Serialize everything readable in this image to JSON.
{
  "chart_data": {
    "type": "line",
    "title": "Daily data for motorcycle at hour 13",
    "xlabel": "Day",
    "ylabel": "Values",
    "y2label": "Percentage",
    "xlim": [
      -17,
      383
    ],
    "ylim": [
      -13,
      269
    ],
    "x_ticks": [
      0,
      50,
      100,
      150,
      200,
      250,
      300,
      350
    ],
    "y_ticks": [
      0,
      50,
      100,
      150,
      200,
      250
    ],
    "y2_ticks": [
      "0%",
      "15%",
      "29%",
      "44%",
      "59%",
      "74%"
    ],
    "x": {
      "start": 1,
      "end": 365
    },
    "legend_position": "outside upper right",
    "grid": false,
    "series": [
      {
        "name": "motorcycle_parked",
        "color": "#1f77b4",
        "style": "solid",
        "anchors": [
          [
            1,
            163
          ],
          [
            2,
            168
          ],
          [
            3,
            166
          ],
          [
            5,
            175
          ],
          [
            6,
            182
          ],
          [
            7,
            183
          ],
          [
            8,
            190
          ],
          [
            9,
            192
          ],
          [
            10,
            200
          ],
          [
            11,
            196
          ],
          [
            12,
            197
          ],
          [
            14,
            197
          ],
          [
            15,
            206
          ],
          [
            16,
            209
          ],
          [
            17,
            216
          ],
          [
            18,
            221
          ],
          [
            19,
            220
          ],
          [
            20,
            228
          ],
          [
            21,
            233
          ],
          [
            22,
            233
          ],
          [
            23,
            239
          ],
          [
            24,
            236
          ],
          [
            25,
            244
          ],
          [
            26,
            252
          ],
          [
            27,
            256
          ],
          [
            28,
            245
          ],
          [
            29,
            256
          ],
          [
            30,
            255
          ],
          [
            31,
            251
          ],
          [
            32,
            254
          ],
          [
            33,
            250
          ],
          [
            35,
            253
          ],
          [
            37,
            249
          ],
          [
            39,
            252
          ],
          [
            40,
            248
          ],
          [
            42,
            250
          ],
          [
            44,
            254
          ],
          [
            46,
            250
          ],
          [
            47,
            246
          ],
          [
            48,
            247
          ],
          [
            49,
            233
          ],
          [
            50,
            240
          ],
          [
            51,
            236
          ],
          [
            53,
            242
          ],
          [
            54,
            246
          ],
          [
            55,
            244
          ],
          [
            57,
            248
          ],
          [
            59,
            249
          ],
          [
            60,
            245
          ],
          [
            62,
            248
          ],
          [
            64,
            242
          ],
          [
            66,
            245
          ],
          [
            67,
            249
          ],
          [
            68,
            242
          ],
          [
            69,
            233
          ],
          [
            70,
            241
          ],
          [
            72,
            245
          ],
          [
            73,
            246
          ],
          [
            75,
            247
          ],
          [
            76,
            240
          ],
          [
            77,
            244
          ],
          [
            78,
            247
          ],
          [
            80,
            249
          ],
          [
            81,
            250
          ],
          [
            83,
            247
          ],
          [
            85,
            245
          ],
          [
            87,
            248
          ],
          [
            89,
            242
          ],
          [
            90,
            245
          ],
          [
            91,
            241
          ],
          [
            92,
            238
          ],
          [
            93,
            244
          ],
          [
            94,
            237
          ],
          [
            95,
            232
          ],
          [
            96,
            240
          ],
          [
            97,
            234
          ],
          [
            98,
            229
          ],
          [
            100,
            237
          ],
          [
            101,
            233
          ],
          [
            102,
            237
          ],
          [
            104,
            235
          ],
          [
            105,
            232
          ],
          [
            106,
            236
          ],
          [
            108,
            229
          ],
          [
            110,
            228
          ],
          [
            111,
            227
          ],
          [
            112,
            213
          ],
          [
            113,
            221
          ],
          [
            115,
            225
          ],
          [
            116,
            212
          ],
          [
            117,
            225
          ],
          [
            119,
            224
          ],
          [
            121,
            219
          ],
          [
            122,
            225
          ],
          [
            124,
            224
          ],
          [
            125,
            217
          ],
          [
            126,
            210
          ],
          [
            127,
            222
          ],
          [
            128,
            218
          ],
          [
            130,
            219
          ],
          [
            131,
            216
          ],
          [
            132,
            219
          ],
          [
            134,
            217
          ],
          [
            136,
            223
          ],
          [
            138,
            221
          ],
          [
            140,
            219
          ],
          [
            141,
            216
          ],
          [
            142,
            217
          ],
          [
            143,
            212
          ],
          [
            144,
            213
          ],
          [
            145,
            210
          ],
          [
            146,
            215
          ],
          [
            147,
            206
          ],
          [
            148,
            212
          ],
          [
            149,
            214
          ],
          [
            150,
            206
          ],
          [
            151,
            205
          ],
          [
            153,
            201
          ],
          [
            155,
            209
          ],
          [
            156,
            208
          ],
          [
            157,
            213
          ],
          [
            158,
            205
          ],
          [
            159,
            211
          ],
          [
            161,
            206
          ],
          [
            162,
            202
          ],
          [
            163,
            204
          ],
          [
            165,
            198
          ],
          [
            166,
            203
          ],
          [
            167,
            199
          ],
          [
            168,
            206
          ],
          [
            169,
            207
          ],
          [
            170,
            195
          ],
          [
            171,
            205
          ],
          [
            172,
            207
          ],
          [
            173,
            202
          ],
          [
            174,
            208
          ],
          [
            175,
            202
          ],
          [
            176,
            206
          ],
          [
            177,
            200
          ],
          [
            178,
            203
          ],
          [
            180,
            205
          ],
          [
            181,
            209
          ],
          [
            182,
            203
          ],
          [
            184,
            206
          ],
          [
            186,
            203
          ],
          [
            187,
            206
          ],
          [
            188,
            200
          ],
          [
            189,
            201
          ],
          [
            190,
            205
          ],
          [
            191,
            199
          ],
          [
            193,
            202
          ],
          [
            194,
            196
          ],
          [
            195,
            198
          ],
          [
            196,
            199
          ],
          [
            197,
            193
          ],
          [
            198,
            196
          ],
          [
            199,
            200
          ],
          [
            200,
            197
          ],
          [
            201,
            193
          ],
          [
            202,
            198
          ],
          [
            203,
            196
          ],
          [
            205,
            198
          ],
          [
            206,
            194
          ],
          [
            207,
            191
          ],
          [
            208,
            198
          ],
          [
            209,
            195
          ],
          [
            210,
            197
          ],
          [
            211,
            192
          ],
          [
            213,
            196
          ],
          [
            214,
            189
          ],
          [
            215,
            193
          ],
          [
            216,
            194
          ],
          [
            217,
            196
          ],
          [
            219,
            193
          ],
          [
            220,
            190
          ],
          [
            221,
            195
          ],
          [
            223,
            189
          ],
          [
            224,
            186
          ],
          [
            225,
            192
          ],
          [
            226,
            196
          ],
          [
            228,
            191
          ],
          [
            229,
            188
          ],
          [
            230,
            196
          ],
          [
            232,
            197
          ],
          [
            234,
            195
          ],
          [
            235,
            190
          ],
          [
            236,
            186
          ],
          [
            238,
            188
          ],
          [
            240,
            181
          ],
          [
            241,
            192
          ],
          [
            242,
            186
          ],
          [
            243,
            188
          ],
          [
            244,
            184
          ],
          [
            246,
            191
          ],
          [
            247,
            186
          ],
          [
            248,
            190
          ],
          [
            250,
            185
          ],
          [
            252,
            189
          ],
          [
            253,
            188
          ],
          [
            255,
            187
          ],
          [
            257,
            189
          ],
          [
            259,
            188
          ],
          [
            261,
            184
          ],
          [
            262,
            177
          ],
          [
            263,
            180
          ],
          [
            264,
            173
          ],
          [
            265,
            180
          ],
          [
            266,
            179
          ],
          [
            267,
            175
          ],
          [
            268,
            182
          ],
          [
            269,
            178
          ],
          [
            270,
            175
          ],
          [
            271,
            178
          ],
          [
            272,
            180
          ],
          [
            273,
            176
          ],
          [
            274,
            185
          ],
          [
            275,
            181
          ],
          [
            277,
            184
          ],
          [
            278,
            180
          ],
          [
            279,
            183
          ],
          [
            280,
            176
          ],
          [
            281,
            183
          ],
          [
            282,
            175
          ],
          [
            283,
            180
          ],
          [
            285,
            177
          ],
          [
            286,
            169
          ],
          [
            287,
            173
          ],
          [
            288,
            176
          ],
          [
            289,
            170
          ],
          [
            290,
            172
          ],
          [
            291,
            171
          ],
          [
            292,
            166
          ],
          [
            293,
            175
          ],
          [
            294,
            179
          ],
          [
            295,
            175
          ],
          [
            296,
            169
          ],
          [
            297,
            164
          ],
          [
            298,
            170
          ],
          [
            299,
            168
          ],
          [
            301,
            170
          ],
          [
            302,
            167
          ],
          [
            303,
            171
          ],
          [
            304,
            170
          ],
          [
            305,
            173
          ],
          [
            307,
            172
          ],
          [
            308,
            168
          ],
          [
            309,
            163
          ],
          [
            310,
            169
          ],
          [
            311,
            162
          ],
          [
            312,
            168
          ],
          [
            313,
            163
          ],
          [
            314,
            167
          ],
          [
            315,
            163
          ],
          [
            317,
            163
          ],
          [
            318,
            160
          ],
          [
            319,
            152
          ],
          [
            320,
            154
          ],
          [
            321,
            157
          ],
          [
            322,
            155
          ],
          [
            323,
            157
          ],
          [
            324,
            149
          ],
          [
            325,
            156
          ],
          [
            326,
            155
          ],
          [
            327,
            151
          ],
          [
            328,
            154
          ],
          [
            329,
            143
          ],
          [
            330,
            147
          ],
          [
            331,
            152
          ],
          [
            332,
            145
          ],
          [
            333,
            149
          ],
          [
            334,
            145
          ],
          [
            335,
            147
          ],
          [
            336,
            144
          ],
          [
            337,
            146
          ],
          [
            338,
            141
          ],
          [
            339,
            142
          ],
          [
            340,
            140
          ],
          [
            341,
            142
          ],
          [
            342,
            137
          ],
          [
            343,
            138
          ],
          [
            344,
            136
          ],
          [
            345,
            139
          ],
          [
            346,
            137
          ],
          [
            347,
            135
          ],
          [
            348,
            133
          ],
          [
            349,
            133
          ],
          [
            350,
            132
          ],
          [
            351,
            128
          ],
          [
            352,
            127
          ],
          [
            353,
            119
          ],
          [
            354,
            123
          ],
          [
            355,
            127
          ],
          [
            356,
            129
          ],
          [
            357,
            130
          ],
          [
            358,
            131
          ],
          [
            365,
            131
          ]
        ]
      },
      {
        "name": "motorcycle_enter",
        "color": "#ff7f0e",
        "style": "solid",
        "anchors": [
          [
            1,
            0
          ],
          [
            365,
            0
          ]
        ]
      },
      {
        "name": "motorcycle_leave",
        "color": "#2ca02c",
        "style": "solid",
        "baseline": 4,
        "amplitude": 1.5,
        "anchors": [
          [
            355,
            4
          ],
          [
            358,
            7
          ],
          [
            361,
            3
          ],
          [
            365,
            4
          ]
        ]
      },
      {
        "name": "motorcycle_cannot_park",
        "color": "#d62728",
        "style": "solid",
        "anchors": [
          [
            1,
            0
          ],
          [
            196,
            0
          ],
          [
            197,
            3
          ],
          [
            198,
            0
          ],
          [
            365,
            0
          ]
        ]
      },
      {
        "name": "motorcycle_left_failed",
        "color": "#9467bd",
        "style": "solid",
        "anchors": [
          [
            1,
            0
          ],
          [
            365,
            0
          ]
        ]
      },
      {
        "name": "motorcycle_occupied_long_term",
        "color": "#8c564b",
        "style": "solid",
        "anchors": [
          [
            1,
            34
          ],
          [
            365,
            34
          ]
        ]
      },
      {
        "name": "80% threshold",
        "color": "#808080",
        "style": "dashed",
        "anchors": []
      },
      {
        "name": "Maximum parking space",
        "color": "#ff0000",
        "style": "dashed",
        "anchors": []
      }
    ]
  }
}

Required task >>
In the material above, show every line where the word "name" turns up.

Task result >>
        "name": "motorcycle_parked",
        "name": "motorcycle_enter",
        "name": "motorcycle_leave",
        "name": "motorcycle_cannot_park",
        "name": "motorcycle_left_failed",
        "name": "motorcycle_occupied_long_term",
        "name": "80% threshold",
        "name": "Maximum parking space",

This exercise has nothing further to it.